[Items listed in a dataset]
□ □ □ □

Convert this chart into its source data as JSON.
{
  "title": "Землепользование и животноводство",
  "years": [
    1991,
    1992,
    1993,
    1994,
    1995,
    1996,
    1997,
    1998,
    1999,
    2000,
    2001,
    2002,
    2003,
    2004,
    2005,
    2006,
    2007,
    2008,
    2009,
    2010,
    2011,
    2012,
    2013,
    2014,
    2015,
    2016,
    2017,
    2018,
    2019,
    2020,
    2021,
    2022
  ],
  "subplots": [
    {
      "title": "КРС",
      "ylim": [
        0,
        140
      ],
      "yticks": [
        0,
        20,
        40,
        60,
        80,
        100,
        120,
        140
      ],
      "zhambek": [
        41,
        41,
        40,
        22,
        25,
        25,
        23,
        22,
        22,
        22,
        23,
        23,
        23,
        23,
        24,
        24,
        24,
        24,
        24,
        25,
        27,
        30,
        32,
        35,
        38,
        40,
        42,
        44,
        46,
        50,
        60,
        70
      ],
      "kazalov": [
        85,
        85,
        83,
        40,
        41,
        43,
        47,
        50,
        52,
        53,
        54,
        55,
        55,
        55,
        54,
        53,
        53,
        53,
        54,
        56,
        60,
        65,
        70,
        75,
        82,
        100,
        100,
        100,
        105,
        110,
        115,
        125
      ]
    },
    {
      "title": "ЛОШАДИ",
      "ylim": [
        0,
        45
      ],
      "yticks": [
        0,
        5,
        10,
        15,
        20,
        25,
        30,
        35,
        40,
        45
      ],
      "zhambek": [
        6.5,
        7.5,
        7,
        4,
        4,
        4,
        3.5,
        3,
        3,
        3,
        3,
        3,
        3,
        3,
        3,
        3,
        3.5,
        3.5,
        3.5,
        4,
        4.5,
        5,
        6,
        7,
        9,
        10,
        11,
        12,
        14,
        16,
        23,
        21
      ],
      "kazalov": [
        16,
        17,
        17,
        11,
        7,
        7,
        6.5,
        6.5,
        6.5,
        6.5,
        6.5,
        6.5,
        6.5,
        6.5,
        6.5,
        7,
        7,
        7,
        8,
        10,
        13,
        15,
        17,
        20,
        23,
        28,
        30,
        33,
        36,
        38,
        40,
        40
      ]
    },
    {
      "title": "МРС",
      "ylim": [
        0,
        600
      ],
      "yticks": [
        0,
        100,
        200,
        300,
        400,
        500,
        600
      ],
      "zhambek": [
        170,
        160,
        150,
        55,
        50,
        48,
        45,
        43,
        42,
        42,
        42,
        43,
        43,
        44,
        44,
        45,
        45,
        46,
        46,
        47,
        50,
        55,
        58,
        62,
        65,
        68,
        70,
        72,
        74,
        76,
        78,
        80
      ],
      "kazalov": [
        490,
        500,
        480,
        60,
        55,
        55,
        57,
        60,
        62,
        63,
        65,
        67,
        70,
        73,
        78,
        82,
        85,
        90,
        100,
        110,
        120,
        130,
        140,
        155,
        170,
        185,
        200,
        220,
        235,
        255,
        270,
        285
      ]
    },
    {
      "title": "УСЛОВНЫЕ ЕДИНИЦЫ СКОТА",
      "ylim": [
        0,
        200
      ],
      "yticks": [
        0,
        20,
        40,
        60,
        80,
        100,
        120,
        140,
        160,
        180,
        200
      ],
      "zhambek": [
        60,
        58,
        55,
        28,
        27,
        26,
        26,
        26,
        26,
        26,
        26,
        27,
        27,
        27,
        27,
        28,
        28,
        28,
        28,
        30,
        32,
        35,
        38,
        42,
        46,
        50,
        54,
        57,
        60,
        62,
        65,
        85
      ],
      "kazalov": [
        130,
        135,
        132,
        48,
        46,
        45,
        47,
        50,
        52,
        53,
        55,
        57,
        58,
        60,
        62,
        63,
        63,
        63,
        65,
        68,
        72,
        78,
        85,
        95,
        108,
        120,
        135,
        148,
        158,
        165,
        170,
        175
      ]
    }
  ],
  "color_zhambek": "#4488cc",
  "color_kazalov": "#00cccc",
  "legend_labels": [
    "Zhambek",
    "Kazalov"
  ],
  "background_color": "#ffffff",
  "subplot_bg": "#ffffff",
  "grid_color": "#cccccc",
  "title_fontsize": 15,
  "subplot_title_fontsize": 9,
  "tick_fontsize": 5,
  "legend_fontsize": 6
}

□ □ □ □

TASK DIRECTIONS: Restate each record word for word.

SOLVED EXERCISE:
Convert this chart into its source data as JSON.
{
  "title": "Землепользование и животноводство",
  "years": [
    1991,
    1992,
    1993,
    1994,
    1995,
    1996,
    1997,
    1998,
    1999,
    2000,
    2001,
    2002,
    2003,
    2004,
    2005,
    2006,
    2007,
    2008,
    2009,
    2010,
    2011,
    2012,
    2013,
    2014,
    2015,
    2016,
    2017,
    2018,
    2019,
    2020,
    2021,
    2022
  ],
  "subplots": [
    {
      "title": "КРС",
      "ylim": [
        0,
        140
      ],
      "yticks": [
        0,
        20,
        40,
        60,
        80,
        100,
        120,
        140
      ],
      "zhambek": [
        41,
        41,
        40,
        22,
        25,
        25,
        23,
        22,
        22,
        22,
        23,
        23,
        23,
        23,
        24,
        24,
        24,
        24,
        24,
        25,
        27,
        30,
        32,
        35,
        38,
        40,
        42,
        44,
        46,
        50,
        60,
        70
      ],
      "kazalov": [
        85,
        85,
        83,
        40,
        41,
        43,
        47,
        50,
        52,
        53,
        54,
        55,
        55,
        55,
        54,
        53,
        53,
        53,
        54,
        56,
        60,
        65,
        70,
        75,
        82,
        100,
        100,
        100,
        105,
        110,
        115,
        125
      ]
    },
    {
      "title": "ЛОШАДИ",
      "ylim": [
        0,
        45
      ],
      "yticks": [
        0,
        5,
        10,
        15,
        20,
        25,
        30,
        35,
        40,
        45
      ],
      "zhambek": [
        6.5,
        7.5,
        7,
        4,
        4,
        4,
        3.5,
        3,
        3,
        3,
        3,
        3,
        3,
        3,
        3,
        3,
        3.5,
        3.5,
        3.5,
        4,
        4.5,
        5,
        6,
        7,
        9,
        10,
        11,
        12,
        14,
        16,
        23,
        21
      ],
      "kazalov": [
        16,
        17,
        17,
        11,
        7,
        7,
        6.5,
        6.5,
        6.5,
        6.5,
        6.5,
        6.5,
        6.5,
        6.5,
        6.5,
        7,
        7,
        7,
        8,
        10,
        13,
        15,
        17,
        20,
        23,
        28,
        30,
        33,
        36,
        38,
        40,
        40
      ]
    },
    {
      "title": "МРС",
      "ylim": [
        0,
        600
      ],
      "yticks": [
        0,
        100,
        200,
        300,
        400,
        500,
        600
      ],
      "zhambek": [
        170,
        160,
        150,
        55,
        50,
        48,
        45,
        43,
        42,
        42,
        42,
        43,
        43,
        44,
        44,
        45,
        45,
        46,
        46,
        47,
        50,
        55,
        58,
        62,
        65,
        68,
        70,
        72,
        74,
        76,
        78,
        80
      ],
      "kazalov": [
        490,
        500,
        480,
        60,
        55,
        55,
        57,
        60,
        62,
        63,
        65,
        67,
        70,
        73,
        78,
        82,
        85,
        90,
        100,
        110,
        120,
        130,
        140,
        155,
        170,
        185,
        200,
        220,
        235,
        255,
        270,
        285
      ]
    },
    {
      "title": "УСЛОВНЫЕ ЕДИНИЦЫ СКОТА",
      "ylim": [
        0,
        200
      ],
      "yticks": [
        0,
        20,
        40,
        60,
        80,
        100,
        120,
        140,
        160,
        180,
        200
      ],
      "zhambek": [
        60,
        58,
        55,
        28,
        27,
        26,
        26,
        26,
        26,
        26,
        26,
        27,
        27,
        27,
        27,
        28,
        28,
        28,
        28,
        30,
        32,
        35,
        38,
        42,
        46,
        50,
        54,
        57,
        60,
        62,
        65,
        85
      ],
      "kazalov": [
        130,
        135,
        132,
        48,
        46,
        45,
        47,
        50,
        52,
        53,
        55,
        57,
        58,
        60,
        62,
        63,
        63,
        63,
        65,
        68,
        72,
        78,
        85,
        95,
        108,
        120,
        135,
        148,
        158,
        165,
        170,
        175
      ]
    }
  ],
  "color_zhambek": "#4488cc",
  "color_kazalov": "#00cccc",
  "legend_labels": [
    "Zhambek",
    "Kazalov"
  ],
  "background_color": "#ffffff",
  "subplot_bg": "#ffffff",
  "grid_color": "#cccccc",
  "title_fontsize": 15,
  "subplot_title_fontsize": 9,
  "tick_fontsize": 5,
  "legend_fontsize": 6
}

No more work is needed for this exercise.